- [Exercise directions]
Show each line of the data below that has the string "image" in it.

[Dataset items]

--- BEGIN ---

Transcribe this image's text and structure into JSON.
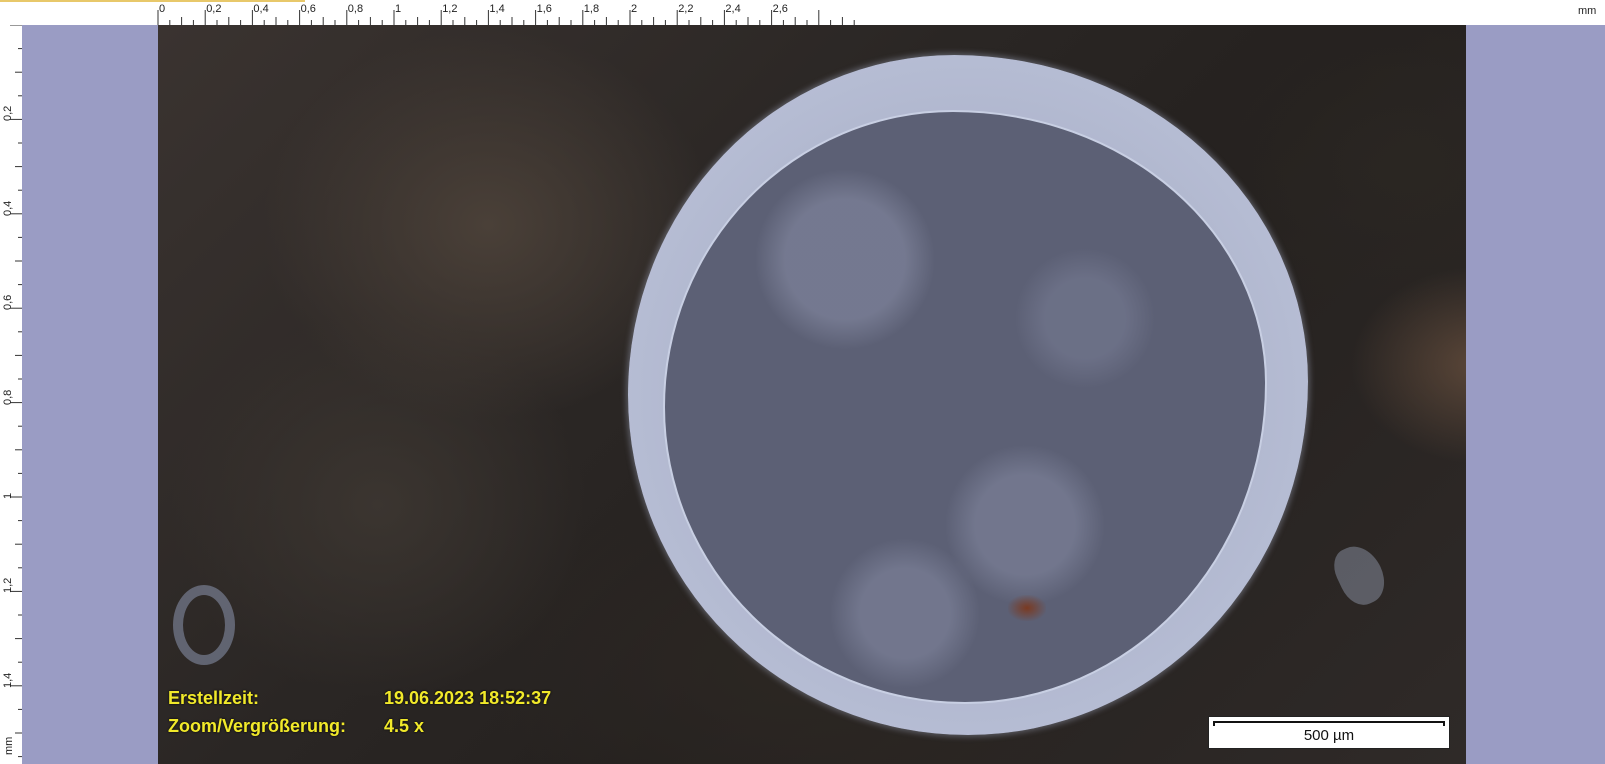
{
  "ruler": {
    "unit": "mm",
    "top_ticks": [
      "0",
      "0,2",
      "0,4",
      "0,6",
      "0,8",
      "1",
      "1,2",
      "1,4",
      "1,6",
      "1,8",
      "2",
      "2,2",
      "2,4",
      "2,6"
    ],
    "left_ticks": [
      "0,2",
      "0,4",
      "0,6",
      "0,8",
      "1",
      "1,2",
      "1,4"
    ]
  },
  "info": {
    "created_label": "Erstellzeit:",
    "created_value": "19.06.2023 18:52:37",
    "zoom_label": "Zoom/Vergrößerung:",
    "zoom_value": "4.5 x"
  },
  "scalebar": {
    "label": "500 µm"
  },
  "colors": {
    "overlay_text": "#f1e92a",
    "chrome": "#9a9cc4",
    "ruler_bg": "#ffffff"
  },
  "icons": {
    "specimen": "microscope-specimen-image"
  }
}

--- END ---

- [Output]
Transcribe this image's text and structure into JSON.
    "specimen": "microscope-specimen-image"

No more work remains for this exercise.